提示文 |
抗がん剤・放射線治療と食事のくふう

書籍版のご紹介

患者さんとご家族へ

静岡県立静岡がんセンター 栄養室長 稲野 利美

近年、さまざまな作用でがんを治療する薬剤が開発されてきています。また、治療に関する研究も進み、複数の異なった治療法を組み合わせて行う「集学的治療」など、治療の方法も多様化しています。たとえば、術後に再発のリスクを下げるため抗がん剤治療を予防的に行うほか、術前に抗がん剤治療で腫瘍を小さくして切除する場合もあります。また、抗がん剤と放射線療法をセットで行ったり、作用の異なる抗がん剤を組み合わせて使用したりする場合もあります。こうした治療法によって治療の幅や効果が広がる一方、副作用の症状が激しく現われたり、今までとは異なる副作用やさまざまな症状が一度に出たりすることもあります。

このような治療を受けながら、がんと向き合い、日々の生活をおくる患者さんやご家族の悩みや苦痛も、変化し、多様化してきているようです。そうした悩みに応えようと、さまざまな支援方法が検討されています。ですから、「困ったな…」というときは、一人で悩まず、まずは医療スタッフに相談してみてください。満足できる対応策はなかなか見つからないかもしれませんが、少しでも症状を軽くできるヒントが見つかるかもしれません。ご自身が受けられる治療法と副作用をよく知り、下の「治療を受けるあなたにできること」を参考に、治療に備えてください。

課題 1 |
抗がん剤治療と食事に関する文章では、複数の異なった治療法を組み合わせて行う治療を何と呼んでいますか。
課題 2 |
抗がん剤治療と食事に関する文章のうち、「このような治療を受けながら、」から「考に、治療に備えてください。」までを一字一句そのまま書き写してください。

提供資料 |
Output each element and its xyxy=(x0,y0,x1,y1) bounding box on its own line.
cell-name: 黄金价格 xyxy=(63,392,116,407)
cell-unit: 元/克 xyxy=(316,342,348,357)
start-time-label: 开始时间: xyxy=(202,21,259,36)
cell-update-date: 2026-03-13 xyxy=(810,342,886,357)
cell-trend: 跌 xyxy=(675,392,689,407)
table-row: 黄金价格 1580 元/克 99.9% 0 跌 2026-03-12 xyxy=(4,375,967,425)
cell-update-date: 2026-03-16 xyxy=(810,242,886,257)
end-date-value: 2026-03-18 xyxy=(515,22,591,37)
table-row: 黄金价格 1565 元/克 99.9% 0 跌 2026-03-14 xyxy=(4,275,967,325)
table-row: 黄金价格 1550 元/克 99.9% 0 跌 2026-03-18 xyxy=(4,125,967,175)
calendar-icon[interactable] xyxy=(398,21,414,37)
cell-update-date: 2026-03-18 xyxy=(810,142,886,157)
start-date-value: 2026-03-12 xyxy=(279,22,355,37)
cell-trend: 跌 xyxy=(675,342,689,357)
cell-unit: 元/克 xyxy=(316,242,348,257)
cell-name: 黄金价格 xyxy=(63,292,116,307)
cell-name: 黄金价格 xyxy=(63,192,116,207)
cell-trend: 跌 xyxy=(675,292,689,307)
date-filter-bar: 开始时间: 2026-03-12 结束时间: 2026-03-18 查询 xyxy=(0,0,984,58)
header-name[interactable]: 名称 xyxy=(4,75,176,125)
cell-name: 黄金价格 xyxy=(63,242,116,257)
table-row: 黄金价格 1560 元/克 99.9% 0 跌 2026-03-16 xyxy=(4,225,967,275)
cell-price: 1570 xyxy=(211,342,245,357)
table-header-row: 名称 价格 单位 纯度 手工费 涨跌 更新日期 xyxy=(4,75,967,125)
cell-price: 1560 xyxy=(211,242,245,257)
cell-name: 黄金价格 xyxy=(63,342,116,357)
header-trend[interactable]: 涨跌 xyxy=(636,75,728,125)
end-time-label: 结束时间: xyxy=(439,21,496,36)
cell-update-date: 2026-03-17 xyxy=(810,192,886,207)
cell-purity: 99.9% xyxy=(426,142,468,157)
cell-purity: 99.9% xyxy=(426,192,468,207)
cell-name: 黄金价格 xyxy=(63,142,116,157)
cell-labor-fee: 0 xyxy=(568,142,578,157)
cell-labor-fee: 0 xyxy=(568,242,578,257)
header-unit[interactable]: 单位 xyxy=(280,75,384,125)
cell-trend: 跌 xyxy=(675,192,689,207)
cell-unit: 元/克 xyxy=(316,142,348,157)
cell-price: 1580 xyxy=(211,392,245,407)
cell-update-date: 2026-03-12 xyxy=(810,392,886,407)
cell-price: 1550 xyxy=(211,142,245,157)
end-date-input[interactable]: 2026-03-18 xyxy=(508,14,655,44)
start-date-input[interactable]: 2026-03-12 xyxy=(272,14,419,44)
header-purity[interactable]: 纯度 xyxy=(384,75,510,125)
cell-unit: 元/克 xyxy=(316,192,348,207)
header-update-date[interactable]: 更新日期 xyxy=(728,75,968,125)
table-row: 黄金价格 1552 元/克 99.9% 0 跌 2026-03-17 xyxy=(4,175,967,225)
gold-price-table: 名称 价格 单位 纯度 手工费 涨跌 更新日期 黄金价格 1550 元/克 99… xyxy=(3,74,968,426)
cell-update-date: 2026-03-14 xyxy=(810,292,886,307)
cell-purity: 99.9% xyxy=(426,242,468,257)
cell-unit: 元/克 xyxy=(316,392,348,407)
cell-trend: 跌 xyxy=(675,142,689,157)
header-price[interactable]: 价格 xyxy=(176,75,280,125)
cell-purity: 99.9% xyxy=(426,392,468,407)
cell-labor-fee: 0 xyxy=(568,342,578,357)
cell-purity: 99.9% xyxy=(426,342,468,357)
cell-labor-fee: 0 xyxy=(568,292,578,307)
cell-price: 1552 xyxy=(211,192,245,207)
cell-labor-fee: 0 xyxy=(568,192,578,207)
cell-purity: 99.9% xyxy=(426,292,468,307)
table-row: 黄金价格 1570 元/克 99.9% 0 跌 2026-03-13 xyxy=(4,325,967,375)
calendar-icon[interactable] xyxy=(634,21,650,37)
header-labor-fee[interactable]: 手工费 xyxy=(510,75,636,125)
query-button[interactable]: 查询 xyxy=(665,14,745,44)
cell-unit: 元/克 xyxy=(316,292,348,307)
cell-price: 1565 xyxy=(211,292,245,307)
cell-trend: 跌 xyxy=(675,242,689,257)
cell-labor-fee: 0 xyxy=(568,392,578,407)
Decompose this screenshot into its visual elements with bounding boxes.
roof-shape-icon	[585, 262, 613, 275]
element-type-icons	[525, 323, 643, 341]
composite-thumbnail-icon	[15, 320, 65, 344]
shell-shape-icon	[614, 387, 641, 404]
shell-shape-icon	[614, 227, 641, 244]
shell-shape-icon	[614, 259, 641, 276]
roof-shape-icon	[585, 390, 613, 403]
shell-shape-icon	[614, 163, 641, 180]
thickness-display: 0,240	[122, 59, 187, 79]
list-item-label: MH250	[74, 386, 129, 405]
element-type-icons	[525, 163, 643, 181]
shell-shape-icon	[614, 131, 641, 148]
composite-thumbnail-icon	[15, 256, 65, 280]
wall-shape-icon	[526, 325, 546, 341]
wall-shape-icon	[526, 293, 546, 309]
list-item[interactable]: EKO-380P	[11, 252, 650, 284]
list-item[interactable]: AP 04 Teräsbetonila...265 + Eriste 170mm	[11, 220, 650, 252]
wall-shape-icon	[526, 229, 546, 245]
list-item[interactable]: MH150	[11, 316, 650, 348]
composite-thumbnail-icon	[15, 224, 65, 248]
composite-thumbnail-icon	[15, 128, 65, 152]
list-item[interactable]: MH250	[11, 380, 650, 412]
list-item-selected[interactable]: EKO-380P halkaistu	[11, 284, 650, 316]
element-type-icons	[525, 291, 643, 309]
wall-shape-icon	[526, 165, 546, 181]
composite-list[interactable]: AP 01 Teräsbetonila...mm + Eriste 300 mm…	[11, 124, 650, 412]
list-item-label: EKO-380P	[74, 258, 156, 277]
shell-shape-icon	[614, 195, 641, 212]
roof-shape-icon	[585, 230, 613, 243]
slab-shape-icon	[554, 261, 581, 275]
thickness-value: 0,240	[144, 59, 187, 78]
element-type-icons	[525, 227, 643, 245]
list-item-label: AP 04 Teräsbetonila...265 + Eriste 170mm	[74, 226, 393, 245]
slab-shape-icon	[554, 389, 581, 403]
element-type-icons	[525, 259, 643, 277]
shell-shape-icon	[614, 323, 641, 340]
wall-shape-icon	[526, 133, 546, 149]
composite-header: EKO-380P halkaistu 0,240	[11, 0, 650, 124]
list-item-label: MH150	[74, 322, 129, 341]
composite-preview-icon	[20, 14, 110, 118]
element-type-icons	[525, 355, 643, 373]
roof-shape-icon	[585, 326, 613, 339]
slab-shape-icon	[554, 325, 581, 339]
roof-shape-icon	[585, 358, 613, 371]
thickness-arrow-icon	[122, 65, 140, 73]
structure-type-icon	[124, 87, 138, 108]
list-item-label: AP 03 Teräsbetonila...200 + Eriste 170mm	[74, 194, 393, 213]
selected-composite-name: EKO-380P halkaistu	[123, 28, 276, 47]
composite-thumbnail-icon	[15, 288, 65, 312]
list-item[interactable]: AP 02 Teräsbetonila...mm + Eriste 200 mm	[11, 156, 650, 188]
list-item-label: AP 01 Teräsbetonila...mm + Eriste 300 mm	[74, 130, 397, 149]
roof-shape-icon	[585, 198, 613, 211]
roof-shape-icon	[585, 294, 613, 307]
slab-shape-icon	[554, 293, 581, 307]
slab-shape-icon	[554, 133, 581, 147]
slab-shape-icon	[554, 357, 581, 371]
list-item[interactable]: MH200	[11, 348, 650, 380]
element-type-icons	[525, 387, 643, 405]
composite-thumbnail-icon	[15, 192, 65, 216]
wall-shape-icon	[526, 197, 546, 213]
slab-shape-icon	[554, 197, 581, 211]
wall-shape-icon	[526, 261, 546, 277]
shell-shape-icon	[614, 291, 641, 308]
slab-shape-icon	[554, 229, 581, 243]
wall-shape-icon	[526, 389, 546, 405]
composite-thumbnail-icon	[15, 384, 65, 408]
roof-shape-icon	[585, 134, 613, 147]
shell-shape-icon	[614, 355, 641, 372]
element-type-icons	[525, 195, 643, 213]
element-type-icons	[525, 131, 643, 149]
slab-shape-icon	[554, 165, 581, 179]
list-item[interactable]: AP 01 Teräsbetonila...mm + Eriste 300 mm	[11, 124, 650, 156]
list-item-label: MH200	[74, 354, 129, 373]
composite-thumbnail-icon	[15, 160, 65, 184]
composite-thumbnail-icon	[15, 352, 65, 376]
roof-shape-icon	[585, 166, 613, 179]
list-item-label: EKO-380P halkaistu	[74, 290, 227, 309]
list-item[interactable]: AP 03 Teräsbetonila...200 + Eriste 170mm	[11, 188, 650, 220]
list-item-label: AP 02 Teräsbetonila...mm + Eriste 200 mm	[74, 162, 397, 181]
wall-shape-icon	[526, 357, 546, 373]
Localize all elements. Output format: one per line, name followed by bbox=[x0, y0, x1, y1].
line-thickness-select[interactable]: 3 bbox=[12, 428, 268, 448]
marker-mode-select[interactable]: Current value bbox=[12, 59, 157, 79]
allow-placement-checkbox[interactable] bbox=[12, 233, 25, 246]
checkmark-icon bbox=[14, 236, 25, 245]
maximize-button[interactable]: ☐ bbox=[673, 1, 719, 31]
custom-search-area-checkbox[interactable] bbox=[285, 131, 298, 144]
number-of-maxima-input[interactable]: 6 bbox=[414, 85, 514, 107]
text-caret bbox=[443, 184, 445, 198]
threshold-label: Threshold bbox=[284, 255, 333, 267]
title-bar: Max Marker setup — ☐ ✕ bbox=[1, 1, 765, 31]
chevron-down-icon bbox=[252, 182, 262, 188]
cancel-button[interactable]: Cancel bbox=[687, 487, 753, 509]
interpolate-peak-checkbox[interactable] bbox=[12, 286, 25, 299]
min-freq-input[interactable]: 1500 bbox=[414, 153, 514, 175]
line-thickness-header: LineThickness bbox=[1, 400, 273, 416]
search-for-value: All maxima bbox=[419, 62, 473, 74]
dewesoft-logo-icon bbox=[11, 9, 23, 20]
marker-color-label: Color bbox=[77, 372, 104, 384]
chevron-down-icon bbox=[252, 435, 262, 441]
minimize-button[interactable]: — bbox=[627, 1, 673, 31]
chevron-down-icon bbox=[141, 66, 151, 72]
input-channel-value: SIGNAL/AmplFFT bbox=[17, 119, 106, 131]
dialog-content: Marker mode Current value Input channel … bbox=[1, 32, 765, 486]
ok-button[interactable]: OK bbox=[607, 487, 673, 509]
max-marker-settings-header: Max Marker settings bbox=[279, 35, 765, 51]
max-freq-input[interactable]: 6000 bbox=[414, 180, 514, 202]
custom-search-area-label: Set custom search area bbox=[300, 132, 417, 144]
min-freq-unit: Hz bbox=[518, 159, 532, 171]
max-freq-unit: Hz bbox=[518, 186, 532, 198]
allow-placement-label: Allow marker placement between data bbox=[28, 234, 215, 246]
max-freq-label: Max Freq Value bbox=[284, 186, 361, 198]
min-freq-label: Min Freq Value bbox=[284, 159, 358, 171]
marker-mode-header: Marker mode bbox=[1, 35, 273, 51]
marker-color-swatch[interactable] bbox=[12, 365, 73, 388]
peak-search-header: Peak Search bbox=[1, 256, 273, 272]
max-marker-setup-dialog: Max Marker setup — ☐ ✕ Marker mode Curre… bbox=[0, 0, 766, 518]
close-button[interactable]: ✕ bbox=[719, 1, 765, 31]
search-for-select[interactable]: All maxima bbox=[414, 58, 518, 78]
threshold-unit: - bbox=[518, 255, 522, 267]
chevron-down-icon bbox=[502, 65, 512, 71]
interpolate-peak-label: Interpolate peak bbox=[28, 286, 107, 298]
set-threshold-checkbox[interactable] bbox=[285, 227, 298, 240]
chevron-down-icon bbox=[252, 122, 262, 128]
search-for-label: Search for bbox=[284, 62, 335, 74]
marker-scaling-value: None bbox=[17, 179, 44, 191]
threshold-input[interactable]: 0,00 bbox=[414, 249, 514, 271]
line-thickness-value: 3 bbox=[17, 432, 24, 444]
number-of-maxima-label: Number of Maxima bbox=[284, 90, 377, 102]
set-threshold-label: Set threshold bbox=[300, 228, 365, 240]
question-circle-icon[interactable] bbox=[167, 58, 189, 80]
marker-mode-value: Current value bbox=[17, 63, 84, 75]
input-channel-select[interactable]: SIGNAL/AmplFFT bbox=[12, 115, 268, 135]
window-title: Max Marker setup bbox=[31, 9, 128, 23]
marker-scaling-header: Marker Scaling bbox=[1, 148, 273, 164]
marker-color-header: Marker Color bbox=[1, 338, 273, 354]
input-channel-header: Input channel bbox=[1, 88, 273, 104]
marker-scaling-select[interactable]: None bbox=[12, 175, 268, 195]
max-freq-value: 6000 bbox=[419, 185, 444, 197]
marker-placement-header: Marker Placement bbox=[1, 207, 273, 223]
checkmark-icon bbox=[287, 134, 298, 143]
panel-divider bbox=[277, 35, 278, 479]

想定解答 1 |
集学的治療

想定解答 2 |
このような治療を受けながら、がんと向き合い、日々の生活をおくる患者さんやご家族の悩みや苦痛も、変化し、多様化してきているようです。そうした悩みに応えようと、さまざまな支援方法が検討されています。ですから、「困ったな…」というときは、一人で悩まず、まずは医療スタッフに相談してみてください。満足できる対応策はなかなか見つからないかもしれませんが、少しでも症状を軽くできるヒントが見つかるかもしれません。ご自身が受けられる治療法と副作用をよく知り、下の「治療を受けるあなたにできること」を参考に、治療に備えてください。